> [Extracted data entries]
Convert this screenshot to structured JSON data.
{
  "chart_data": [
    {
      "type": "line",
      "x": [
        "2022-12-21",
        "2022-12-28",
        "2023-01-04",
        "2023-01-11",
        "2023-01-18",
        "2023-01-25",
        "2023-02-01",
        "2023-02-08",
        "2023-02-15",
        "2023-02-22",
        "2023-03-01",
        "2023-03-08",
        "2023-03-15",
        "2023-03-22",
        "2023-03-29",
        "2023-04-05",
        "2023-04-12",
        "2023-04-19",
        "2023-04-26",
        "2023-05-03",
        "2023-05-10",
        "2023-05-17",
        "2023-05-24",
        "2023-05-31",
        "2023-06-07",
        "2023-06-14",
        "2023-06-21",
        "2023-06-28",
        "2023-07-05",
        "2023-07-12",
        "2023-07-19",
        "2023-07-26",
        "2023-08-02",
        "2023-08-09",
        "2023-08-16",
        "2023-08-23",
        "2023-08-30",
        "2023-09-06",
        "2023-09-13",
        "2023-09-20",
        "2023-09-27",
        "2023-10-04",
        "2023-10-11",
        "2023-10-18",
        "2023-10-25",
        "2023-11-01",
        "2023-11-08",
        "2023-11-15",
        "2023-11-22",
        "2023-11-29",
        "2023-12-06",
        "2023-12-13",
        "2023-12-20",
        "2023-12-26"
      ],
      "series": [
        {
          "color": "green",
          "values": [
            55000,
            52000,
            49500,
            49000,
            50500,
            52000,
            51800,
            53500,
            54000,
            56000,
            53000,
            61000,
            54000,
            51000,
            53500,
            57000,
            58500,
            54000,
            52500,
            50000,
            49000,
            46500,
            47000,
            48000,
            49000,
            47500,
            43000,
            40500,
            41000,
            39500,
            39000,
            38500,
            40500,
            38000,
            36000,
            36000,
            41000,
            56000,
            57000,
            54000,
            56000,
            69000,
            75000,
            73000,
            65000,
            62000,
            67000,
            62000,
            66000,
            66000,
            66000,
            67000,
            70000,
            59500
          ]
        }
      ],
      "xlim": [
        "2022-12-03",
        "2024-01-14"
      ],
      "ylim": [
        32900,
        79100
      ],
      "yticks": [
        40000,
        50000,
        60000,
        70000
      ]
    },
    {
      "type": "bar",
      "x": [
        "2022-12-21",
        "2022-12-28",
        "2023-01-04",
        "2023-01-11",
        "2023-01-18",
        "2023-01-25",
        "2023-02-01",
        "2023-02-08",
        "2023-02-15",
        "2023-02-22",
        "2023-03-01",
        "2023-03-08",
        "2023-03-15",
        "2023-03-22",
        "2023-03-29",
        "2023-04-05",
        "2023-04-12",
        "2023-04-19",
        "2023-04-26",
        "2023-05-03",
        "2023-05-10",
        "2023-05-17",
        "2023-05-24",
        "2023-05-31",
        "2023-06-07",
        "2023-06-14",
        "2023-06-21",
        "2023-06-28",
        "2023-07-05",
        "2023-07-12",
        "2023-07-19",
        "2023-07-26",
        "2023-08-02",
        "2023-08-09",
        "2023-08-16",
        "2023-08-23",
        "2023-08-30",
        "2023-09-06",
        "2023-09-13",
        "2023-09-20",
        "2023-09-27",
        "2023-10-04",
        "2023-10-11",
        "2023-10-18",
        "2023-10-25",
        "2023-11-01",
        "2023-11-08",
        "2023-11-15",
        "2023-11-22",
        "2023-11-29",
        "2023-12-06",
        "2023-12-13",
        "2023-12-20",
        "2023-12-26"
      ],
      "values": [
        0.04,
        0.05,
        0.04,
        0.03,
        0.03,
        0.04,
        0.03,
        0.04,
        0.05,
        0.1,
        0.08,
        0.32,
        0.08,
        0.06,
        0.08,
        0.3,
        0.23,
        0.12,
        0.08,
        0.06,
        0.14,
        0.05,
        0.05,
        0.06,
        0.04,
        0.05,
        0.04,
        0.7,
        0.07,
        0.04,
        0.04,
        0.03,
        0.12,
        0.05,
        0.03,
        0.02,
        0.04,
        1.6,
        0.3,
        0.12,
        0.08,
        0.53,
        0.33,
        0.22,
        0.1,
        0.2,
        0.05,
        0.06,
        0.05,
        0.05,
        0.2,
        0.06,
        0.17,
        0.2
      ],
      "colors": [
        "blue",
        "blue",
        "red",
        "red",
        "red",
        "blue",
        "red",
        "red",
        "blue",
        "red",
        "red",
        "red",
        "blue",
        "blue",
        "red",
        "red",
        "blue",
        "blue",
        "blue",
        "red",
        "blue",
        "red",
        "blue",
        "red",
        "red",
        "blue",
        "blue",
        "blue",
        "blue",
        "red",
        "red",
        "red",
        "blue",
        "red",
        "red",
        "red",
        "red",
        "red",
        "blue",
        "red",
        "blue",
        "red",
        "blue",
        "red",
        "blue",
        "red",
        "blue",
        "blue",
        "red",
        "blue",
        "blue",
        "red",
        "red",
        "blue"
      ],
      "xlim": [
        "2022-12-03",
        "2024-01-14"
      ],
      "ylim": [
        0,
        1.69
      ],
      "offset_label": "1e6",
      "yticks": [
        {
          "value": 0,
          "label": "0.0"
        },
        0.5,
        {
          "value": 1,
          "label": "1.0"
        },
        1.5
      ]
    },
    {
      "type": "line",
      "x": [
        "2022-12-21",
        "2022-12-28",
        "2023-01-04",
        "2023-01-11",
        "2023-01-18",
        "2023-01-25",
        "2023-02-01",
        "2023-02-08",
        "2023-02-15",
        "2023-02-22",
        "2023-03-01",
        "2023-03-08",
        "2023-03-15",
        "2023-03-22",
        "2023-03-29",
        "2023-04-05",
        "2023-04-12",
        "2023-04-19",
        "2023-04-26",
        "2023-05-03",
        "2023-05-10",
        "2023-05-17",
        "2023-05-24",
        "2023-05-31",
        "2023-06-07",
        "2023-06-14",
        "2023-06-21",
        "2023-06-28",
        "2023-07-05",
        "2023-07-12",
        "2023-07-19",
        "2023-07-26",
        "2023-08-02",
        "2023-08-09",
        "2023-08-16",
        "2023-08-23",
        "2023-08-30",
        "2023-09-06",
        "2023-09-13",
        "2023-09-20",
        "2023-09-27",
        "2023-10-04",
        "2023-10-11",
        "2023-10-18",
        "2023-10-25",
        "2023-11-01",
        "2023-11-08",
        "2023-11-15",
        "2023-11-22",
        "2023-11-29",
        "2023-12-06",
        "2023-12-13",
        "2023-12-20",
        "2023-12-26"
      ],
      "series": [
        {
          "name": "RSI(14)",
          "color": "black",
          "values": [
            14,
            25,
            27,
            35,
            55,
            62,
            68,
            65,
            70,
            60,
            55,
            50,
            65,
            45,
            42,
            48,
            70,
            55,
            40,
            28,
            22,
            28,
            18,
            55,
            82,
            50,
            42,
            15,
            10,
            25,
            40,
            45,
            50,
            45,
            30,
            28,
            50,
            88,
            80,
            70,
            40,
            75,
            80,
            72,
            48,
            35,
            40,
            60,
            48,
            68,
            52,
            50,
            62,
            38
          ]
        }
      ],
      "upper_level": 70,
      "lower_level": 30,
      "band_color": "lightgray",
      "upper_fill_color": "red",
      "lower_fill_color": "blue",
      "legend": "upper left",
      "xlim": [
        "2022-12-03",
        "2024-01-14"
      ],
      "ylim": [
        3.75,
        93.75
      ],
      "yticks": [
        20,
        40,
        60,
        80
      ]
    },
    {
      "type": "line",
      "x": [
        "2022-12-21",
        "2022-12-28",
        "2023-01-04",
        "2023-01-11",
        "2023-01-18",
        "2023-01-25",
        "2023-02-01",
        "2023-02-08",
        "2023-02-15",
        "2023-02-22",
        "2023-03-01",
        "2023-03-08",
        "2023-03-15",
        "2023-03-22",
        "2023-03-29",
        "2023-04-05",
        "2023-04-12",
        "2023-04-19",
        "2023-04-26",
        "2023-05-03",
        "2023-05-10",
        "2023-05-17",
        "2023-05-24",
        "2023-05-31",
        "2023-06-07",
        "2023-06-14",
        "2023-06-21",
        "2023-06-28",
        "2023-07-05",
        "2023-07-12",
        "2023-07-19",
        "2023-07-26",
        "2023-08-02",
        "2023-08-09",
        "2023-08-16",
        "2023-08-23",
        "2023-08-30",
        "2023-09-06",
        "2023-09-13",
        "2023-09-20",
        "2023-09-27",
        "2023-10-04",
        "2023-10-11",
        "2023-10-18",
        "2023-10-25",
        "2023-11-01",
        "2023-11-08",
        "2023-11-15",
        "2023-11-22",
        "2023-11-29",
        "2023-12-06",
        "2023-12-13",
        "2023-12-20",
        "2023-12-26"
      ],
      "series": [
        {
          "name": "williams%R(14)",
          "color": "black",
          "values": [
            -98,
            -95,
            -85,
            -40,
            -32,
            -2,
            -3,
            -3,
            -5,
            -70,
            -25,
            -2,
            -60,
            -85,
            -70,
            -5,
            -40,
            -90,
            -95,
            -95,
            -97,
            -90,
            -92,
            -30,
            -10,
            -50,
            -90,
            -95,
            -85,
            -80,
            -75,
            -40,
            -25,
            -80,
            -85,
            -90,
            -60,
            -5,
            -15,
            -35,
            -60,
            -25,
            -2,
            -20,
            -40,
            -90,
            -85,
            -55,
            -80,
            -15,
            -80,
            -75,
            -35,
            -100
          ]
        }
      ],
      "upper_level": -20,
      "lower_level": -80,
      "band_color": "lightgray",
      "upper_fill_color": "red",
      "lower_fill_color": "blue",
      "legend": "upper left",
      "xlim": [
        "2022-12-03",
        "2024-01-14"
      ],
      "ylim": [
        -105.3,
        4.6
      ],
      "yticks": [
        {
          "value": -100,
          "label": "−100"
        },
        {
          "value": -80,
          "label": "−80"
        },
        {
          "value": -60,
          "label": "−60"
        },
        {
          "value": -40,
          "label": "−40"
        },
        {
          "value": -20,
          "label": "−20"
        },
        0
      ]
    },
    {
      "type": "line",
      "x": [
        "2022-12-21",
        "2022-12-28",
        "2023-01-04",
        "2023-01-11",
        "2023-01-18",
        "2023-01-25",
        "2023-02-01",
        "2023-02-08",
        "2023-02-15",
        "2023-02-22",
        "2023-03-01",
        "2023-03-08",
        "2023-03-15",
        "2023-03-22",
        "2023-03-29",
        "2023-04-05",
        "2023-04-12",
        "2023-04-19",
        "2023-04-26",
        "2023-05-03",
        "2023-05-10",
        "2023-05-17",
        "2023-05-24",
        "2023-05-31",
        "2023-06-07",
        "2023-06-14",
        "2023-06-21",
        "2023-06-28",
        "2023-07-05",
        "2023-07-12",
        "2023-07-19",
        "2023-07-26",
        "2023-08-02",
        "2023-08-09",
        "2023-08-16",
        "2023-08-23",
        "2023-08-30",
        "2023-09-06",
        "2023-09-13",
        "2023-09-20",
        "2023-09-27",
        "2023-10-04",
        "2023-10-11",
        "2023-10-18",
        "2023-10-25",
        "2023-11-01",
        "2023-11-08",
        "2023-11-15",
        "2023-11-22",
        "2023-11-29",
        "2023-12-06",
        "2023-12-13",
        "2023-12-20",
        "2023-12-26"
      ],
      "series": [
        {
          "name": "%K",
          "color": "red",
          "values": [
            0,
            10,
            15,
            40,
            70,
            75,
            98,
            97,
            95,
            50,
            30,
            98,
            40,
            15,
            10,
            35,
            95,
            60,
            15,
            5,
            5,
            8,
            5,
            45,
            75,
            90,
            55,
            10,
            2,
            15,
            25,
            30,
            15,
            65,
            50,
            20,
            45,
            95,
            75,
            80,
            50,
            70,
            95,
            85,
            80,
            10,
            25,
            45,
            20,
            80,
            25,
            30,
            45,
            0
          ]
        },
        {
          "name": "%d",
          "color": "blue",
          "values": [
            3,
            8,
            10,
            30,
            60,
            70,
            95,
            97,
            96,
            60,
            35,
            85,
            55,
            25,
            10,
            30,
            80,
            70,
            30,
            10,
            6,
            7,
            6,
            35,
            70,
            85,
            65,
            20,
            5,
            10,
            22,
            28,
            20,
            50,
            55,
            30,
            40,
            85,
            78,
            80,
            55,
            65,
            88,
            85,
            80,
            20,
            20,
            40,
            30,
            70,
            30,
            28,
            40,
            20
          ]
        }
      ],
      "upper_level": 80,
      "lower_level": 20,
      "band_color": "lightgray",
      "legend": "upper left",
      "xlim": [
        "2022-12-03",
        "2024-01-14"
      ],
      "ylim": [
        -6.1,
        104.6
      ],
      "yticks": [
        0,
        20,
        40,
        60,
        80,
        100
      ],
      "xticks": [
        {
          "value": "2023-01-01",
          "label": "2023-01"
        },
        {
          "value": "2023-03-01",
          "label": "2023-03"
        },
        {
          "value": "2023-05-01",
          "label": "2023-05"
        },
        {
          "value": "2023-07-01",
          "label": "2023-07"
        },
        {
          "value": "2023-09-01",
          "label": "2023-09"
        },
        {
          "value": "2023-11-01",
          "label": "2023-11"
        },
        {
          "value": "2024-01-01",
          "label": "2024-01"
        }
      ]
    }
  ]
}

> [TASK] Note how many lines of the material contain the string "name". Then report that number by itself.

> [ANSWER BELOW] 4